- [WHAT IS NEEDED] Repeat the material verbatim and drop the pictures.

###

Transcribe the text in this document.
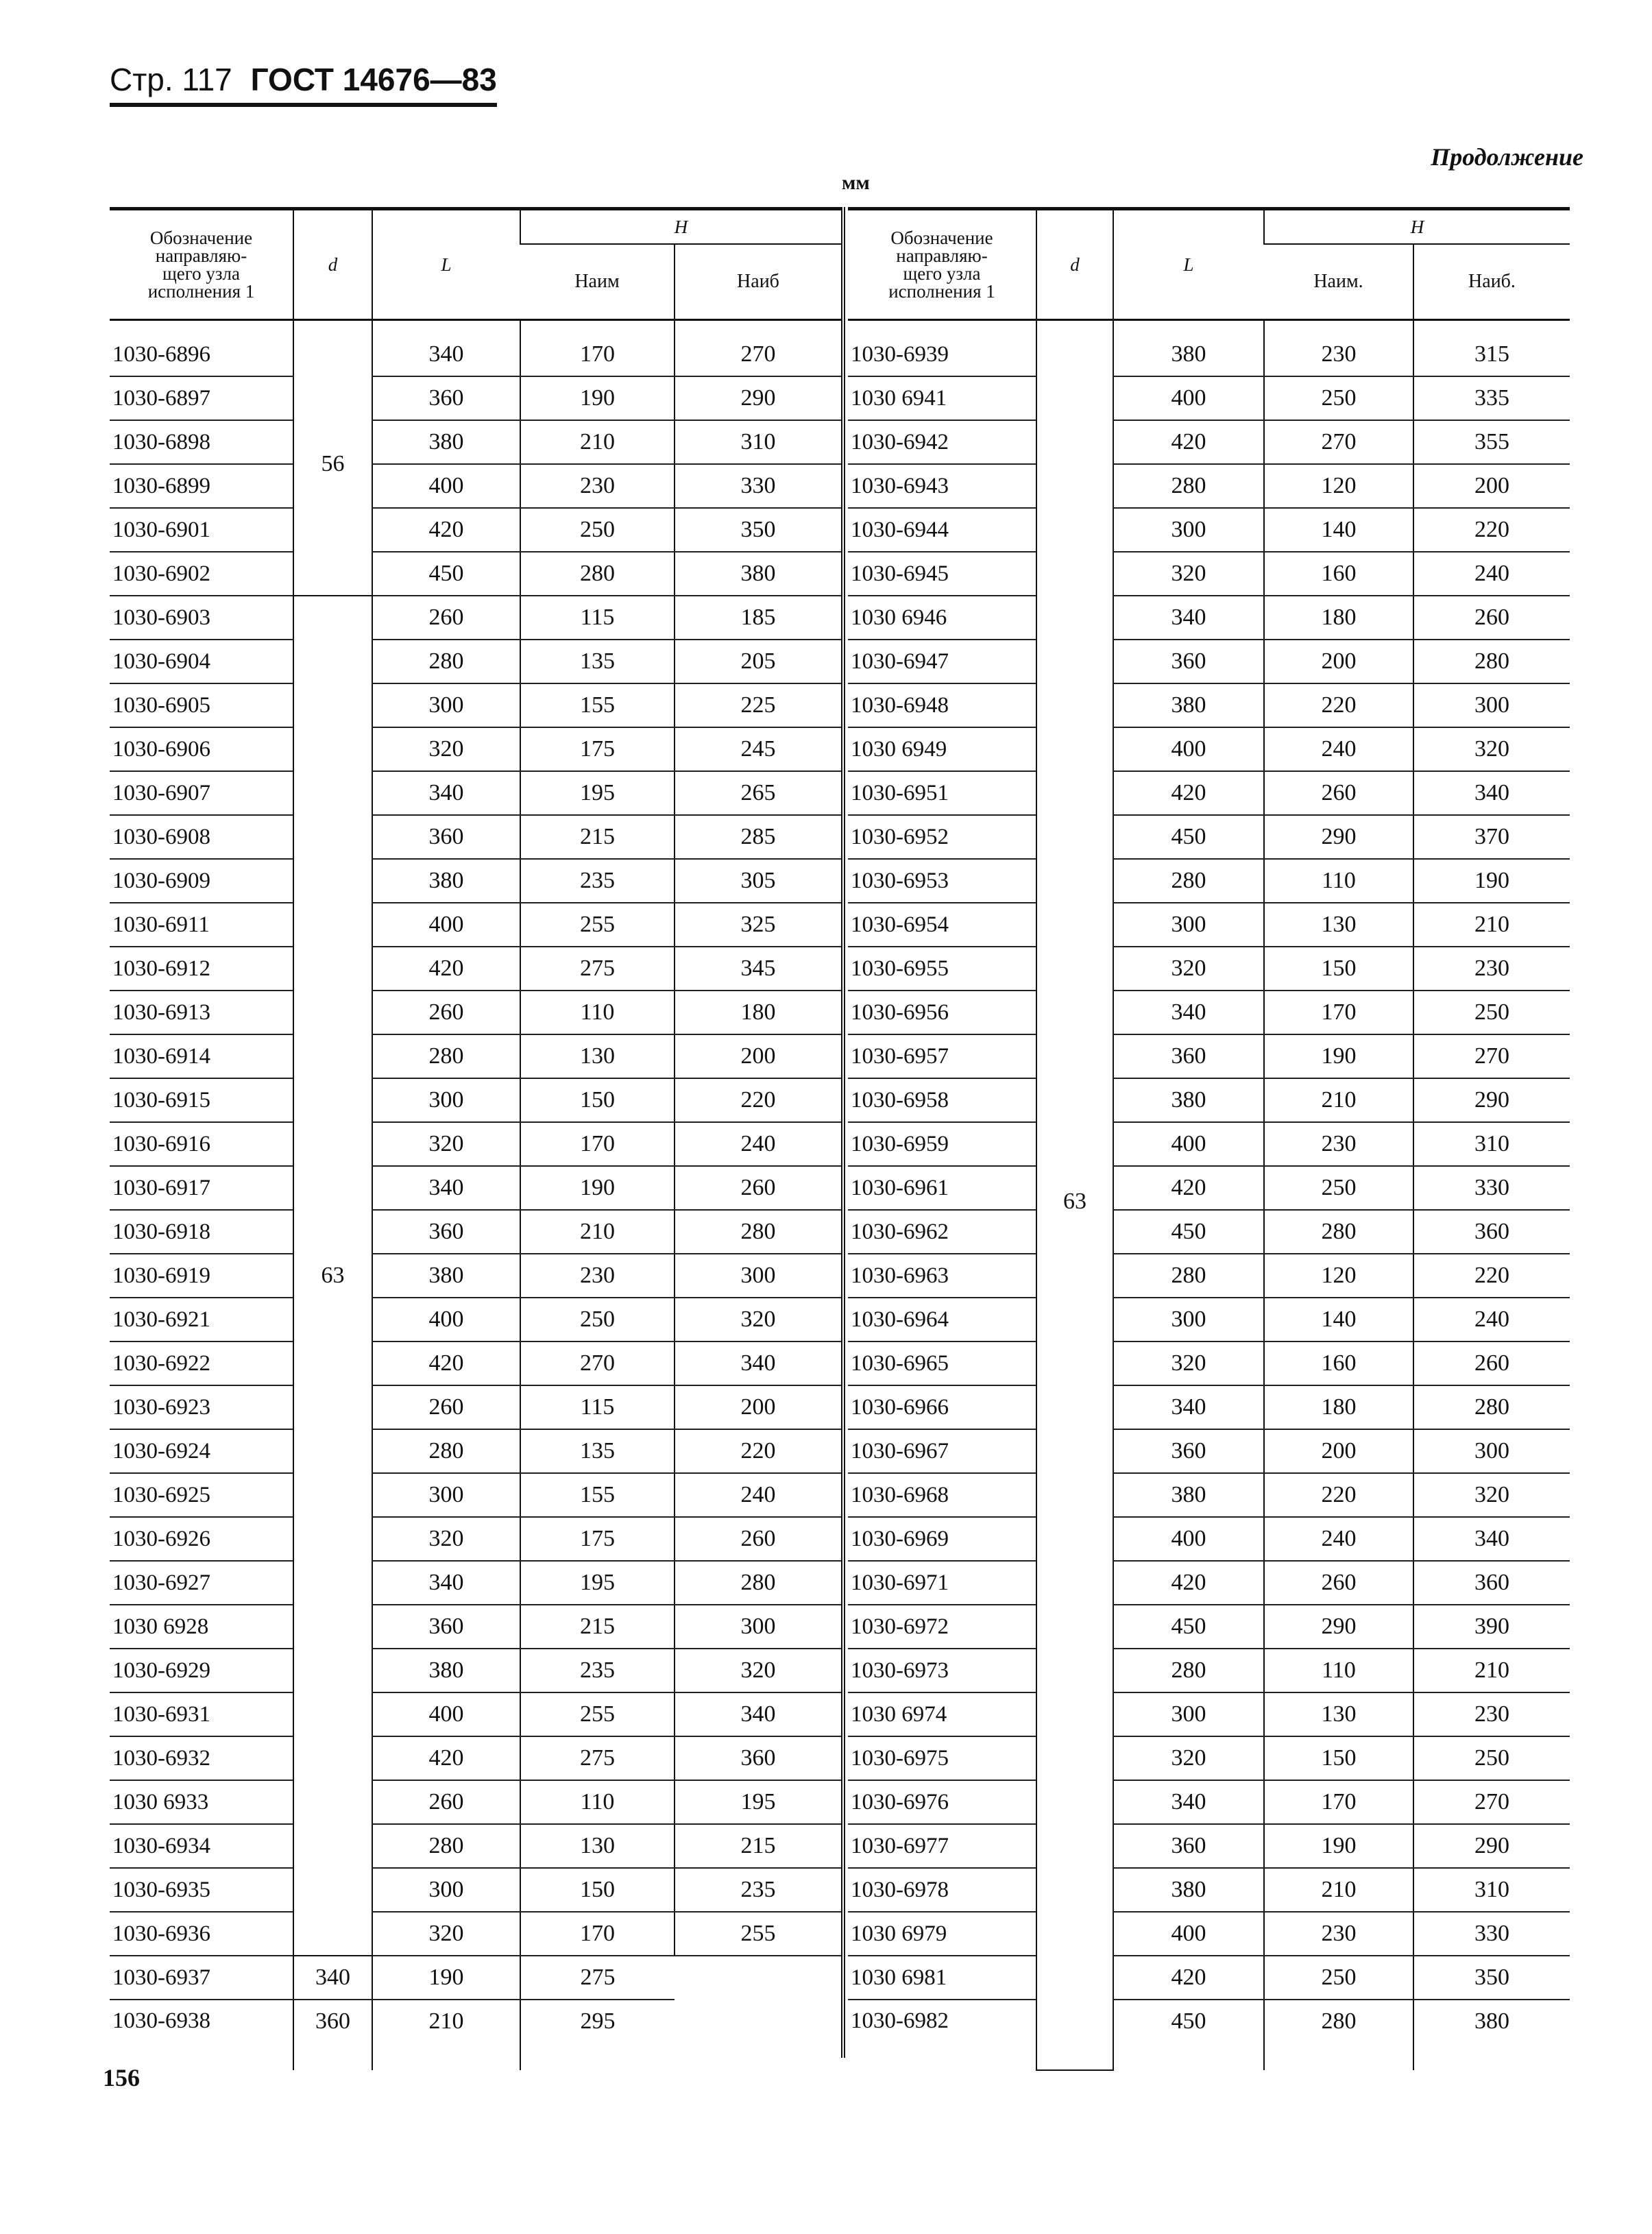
Стр. 117 ГОСТ 14676—83
Продолжение
мм
Обозначение
направляю-
щего узла
исполнения 1	d	L	H	
			Наим	Наиб
1030-6896	56	340	170	270
1030-6897		360	190	290
1030-6898		380	210	310
1030-6899		400	230	330
1030-6901		420	250	350
1030-6902		450	280	380
1030-6903	63	260	115	185
1030-6904		280	135	205
1030-6905		300	155	225
1030-6906		320	175	245
1030-6907		340	195	265
1030-6908		360	215	285
1030-6909		380	235	305
1030-6911		400	255	325
1030-6912		420	275	345
1030-6913		260	110	180
1030-6914		280	130	200
1030-6915		300	150	220
1030-6916		320	170	240
1030-6917		340	190	260
1030-6918		360	210	280
1030-6919		380	230	300
1030-6921		400	250	320
1030-6922		420	270	340
1030-6923		260	115	200
1030-6924		280	135	220
1030-6925		300	155	240
1030-6926		320	175	260
1030-6927		340	195	280
1030 6928		360	215	300
1030-6929		380	235	320
1030-6931		400	255	340
1030-6932		420	275	360
1030 6933		260	110	195
1030-6934		280	130	215
1030-6935		300	150	235
1030-6936		320	170	255
1030-6937	340	190	275	
1030-6938	360	210	295	
Обозначение
направляю-
щего узла
исполнения 1	d	L	H	
			Наим.	Наиб.
1030-6939	63	380	230	315
1030 6941		400	250	335
1030-6942		420	270	355
1030-6943		280	120	200
1030-6944		300	140	220
1030-6945		320	160	240
1030 6946		340	180	260
1030-6947		360	200	280
1030-6948		380	220	300
1030 6949		400	240	320
1030-6951		420	260	340
1030-6952		450	290	370
1030-6953		280	110	190
1030-6954		300	130	210
1030-6955		320	150	230
1030-6956		340	170	250
1030-6957		360	190	270
1030-6958		380	210	290
1030-6959		400	230	310
1030-6961		420	250	330
1030-6962		450	280	360
1030-6963		280	120	220
1030-6964		300	140	240
1030-6965		320	160	260
1030-6966		340	180	280
1030-6967		360	200	300
1030-6968		380	220	320
1030-6969		400	240	340
1030-6971		420	260	360
1030-6972		450	290	390
1030-6973		280	110	210
1030 6974		300	130	230
1030-6975		320	150	250
1030-6976		340	170	270
1030-6977		360	190	290
1030-6978		380	210	310
1030 6979		400	230	330
1030 6981		420	250	350
1030-6982		450	280	380
156
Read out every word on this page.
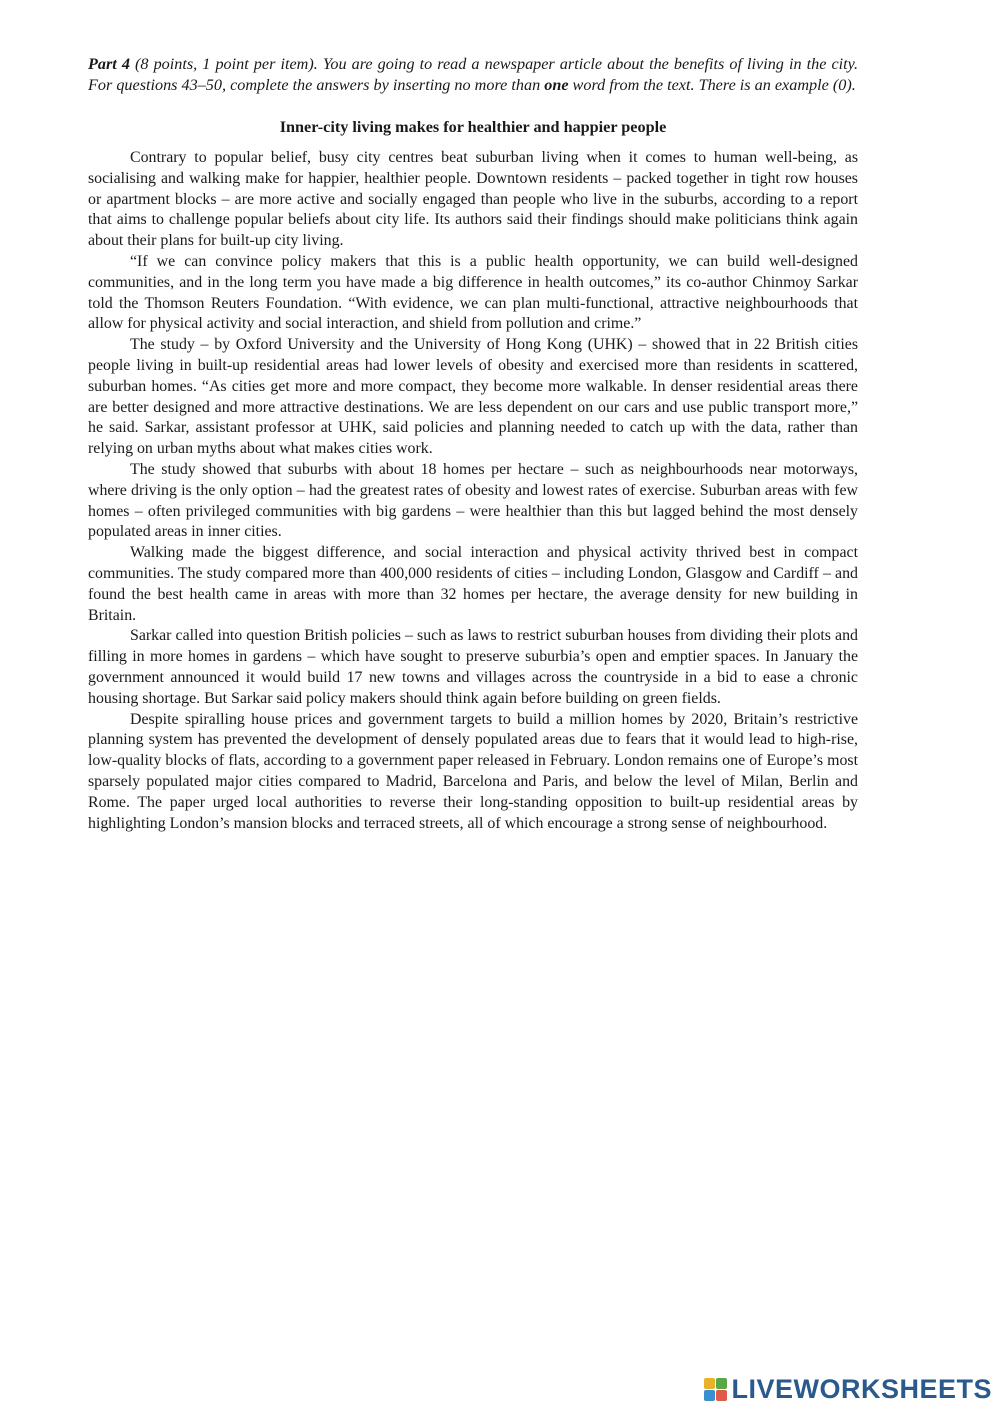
Part 4 (8 points, 1 point per item). You are going to read a newspaper article about the benefits of living in the city. For questions 43–50, complete the answers by inserting no more than one word from the text. There is an example (0).

Inner-city living makes for healthier and happier people

Contrary to popular belief, busy city centres beat suburban living when it comes to human well-being, as socialising and walking make for happier, healthier people. Downtown residents – packed together in tight row houses or apartment blocks – are more active and socially engaged than people who live in the suburbs, according to a report that aims to challenge popular beliefs about city life. Its authors said their findings should make politicians think again about their plans for built-up city living.

“If we can convince policy makers that this is a public health opportunity, we can build well-designed communities, and in the long term you have made a big difference in health outcomes,” its co-author Chinmoy Sarkar told the Thomson Reuters Foundation. “With evidence, we can plan multi-functional, attractive neighbourhoods that allow for physical activity and social interaction, and shield from pollution and crime.”

The study – by Oxford University and the University of Hong Kong (UHK) – showed that in 22 British cities people living in built-up residential areas had lower levels of obesity and exercised more than residents in scattered, suburban homes. “As cities get more and more compact, they become more walkable. In denser residential areas there are better designed and more attractive destinations. We are less dependent on our cars and use public transport more,” he said. Sarkar, assistant professor at UHK, said policies and planning needed to catch up with the data, rather than relying on urban myths about what makes cities work.

The study showed that suburbs with about 18 homes per hectare – such as neighbourhoods near motorways, where driving is the only option – had the greatest rates of obesity and lowest rates of exercise. Suburban areas with few homes – often privileged communities with big gardens – were healthier than this but lagged behind the most densely populated areas in inner cities.

Walking made the biggest difference, and social interaction and physical activity thrived best in compact communities. The study compared more than 400,000 residents of cities – including London, Glasgow and Cardiff – and found the best health came in areas with more than 32 homes per hectare, the average density for new building in Britain.

Sarkar called into question British policies – such as laws to restrict suburban houses from dividing their plots and filling in more homes in gardens – which have sought to preserve suburbia’s open and emptier spaces. In January the government announced it would build 17 new towns and villages across the countryside in a bid to ease a chronic housing shortage. But Sarkar said policy makers should think again before building on green fields.

Despite spiralling house prices and government targets to build a million homes by 2020, Britain’s restrictive planning system has prevented the development of densely populated areas due to fears that it would lead to high-rise, low-quality blocks of flats, according to a government paper released in February. London remains one of Europe’s most sparsely populated major cities compared to Madrid, Barcelona and Paris, and below the level of Milan, Berlin and Rome. The paper urged local authorities to reverse their long-standing opposition to built-up residential areas by highlighting London’s mansion blocks and terraced streets, all of which encourage a strong sense of neighbourhood.

LIVEWORKSHEETS
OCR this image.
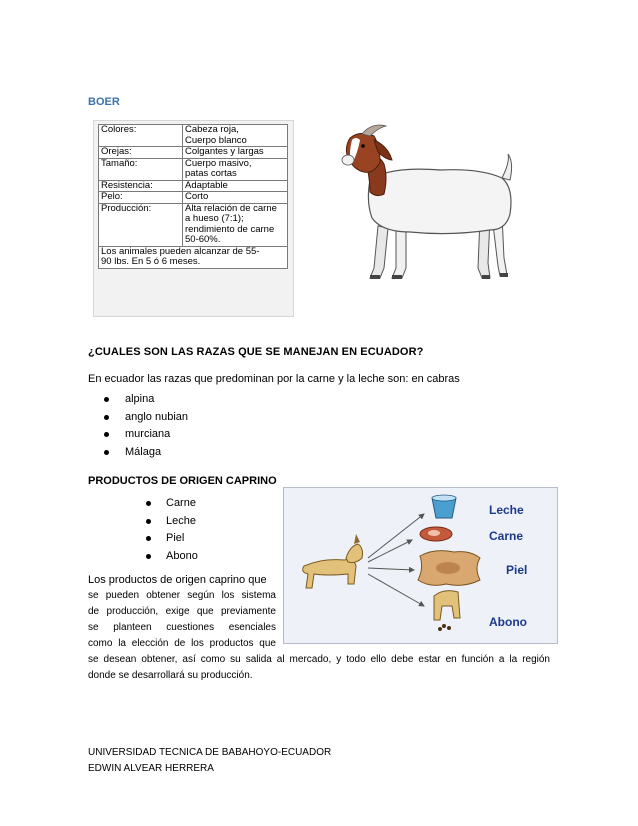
BOER
Colores:	Cabeza roja,
Cuerpo blanco
Orejas:	Colgantes y largas
Tamaño:	Cuerpo masivo,
patas cortas
Resistencia:	Adaptable
Pelo:	Corto
Producción:	Alta relación de carne
a hueso (7:1);
rendimiento de carne
50-60%.
Los animales pueden alcanzar de 55-
90 lbs. En 5 ó 6 meses.	
¿CUALES SON LAS RAZAS QUE SE MANEJAN EN ECUADOR?
En ecuador las razas que predominan por la carne y la leche son: en cabras
alpina
anglo nubian
murciana
Málaga
PRODUCTOS DE ORIGEN CAPRINO
Carne
Leche
Piel
Abono
Leche
Carne
Piel
Abono
Los productos de origen caprino que
se pueden obtener según los sistema
de producción, exige que previamente
se planteen cuestiones esenciales
como la elección de los productos que
se desean obtener, así como su salida al mercado, y todo ello debe estar en función a la región
donde se desarrollará su producción.
UNIVERSIDAD TECNICA DE BABAHOYO-ECUADOR
EDWIN ALVEAR HERRERA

###

- [RESULT FOR THIS TASK]
Transcribe the text in this document.
Стр. 117 ГОСТ 14676—83
Продолжение
мм
Обозначение
направляю-
щего узла
исполнения 1	d	L	H	
			Наим	Наиб
1030-6896	56	340	170	270
1030-6897		360	190	290
1030-6898		380	210	310
1030-6899		400	230	330
1030-6901		420	250	350
1030-6902		450	280	380
1030-6903	63	260	115	185
1030-6904		280	135	205
1030-6905		300	155	225
1030-6906		320	175	245
1030-6907		340	195	265
1030-6908		360	215	285
1030-6909		380	235	305
1030-6911		400	255	325
1030-6912		420	275	345
1030-6913		260	110	180
1030-6914		280	130	200
1030-6915		300	150	220
1030-6916		320	170	240
1030-6917		340	190	260
1030-6918		360	210	280
1030-6919		380	230	300
1030-6921		400	250	320
1030-6922		420	270	340
1030-6923		260	115	200
1030-6924		280	135	220
1030-6925		300	155	240
1030-6926		320	175	260
1030-6927		340	195	280
1030 6928		360	215	300
1030-6929		380	235	320
1030-6931		400	255	340
1030-6932		420	275	360
1030 6933		260	110	195
1030-6934		280	130	215
1030-6935		300	150	235
1030-6936		320	170	255
1030-6937	340	190	275	
1030-6938	360	210	295	
Обозначение
направляю-
щего узла
исполнения 1	d	L	H	
			Наим.	Наиб.
1030-6939	63	380	230	315
1030 6941		400	250	335
1030-6942		420	270	355
1030-6943		280	120	200
1030-6944		300	140	220
1030-6945		320	160	240
1030 6946		340	180	260
1030-6947		360	200	280
1030-6948		380	220	300
1030 6949		400	240	320
1030-6951		420	260	340
1030-6952		450	290	370
1030-6953		280	110	190
1030-6954		300	130	210
1030-6955		320	150	230
1030-6956		340	170	250
1030-6957		360	190	270
1030-6958		380	210	290
1030-6959		400	230	310
1030-6961		420	250	330
1030-6962		450	280	360
1030-6963		280	120	220
1030-6964		300	140	240
1030-6965		320	160	260
1030-6966		340	180	280
1030-6967		360	200	300
1030-6968		380	220	320
1030-6969		400	240	340
1030-6971		420	260	360
1030-6972		450	290	390
1030-6973		280	110	210
1030 6974		300	130	230
1030-6975		320	150	250
1030-6976		340	170	270
1030-6977		360	190	290
1030-6978		380	210	310
1030 6979		400	230	330
1030 6981		420	250	350
1030-6982		450	280	380
156
Read out every word on this page.
Part 4 (8 points, 1 point per item). You are going to read a newspaper article about the benefits of living in the city. For questions 43–50, complete the answers by inserting no more than one word from the text. There is an example (0).

Inner-city living makes for healthier and happier people

Contrary to popular belief, busy city centres beat suburban living when it comes to human well-being, as socialising and walking make for happier, healthier people. Downtown residents – packed together in tight row houses or apartment blocks – are more active and socially engaged than people who live in the suburbs, according to a report that aims to challenge popular beliefs about city life. Its authors said their findings should make politicians think again about their plans for built-up city living.

“If we can convince policy makers that this is a public health opportunity, we can build well-designed communities, and in the long term you have made a big difference in health outcomes,” its co-author Chinmoy Sarkar told the Thomson Reuters Foundation. “With evidence, we can plan multi-functional, attractive neighbourhoods that allow for physical activity and social interaction, and shield from pollution and crime.”

The study – by Oxford University and the University of Hong Kong (UHK) – showed that in 22 British cities people living in built-up residential areas had lower levels of obesity and exercised more than residents in scattered, suburban homes. “As cities get more and more compact, they become more walkable. In denser residential areas there are better designed and more attractive destinations. We are less dependent on our cars and use public transport more,” he said. Sarkar, assistant professor at UHK, said policies and planning needed to catch up with the data, rather than relying on urban myths about what makes cities work.

The study showed that suburbs with about 18 homes per hectare – such as neighbourhoods near motorways, where driving is the only option – had the greatest rates of obesity and lowest rates of exercise. Suburban areas with few homes – often privileged communities with big gardens – were healthier than this but lagged behind the most densely populated areas in inner cities.

Walking made the biggest difference, and social interaction and physical activity thrived best in compact communities. The study compared more than 400,000 residents of cities – including London, Glasgow and Cardiff – and found the best health came in areas with more than 32 homes per hectare, the average density for new building in Britain.

Sarkar called into question British policies – such as laws to restrict suburban houses from dividing their plots and filling in more homes in gardens – which have sought to preserve suburbia’s open and emptier spaces. In January the government announced it would build 17 new towns and villages across the countryside in a bid to ease a chronic housing shortage. But Sarkar said policy makers should think again before building on green fields.

Despite spiralling house prices and government targets to build a million homes by 2020, Britain’s restrictive planning system has prevented the development of densely populated areas due to fears that it would lead to high-rise, low-quality blocks of flats, according to a government paper released in February. London remains one of Europe’s most sparsely populated major cities compared to Madrid, Barcelona and Paris, and below the level of Milan, Berlin and Rome. The paper urged local authorities to reverse their long-standing opposition to built-up residential areas by highlighting London’s mansion blocks and terraced streets, all of which encourage a strong sense of neighbourhood.

LIVEWORKSHEETS
OCR this image.
BOER
Colores:	Cabeza roja,
Cuerpo blanco
Orejas:	Colgantes y largas
Tamaño:	Cuerpo masivo,
patas cortas
Resistencia:	Adaptable
Pelo:	Corto
Producción:	Alta relación de carne
a hueso (7:1);
rendimiento de carne
50-60%.
Los animales pueden alcanzar de 55-
90 lbs. En 5 ó 6 meses.	
¿CUALES SON LAS RAZAS QUE SE MANEJAN EN ECUADOR?
En ecuador las razas que predominan por la carne y la leche son: en cabras
alpina
anglo nubian
murciana
Málaga
PRODUCTOS DE ORIGEN CAPRINO
Carne
Leche
Piel
Abono
Leche
Carne
Piel
Abono
Los productos de origen caprino que
se pueden obtener según los sistema
de producción, exige que previamente
se planteen cuestiones esenciales
como la elección de los productos que
se desean obtener, así como su salida al mercado, y todo ello debe estar en función a la región
donde se desarrollará su producción.
UNIVERSIDAD TECNICA DE BABAHOYO-ECUADOR
EDWIN ALVEAR HERRERA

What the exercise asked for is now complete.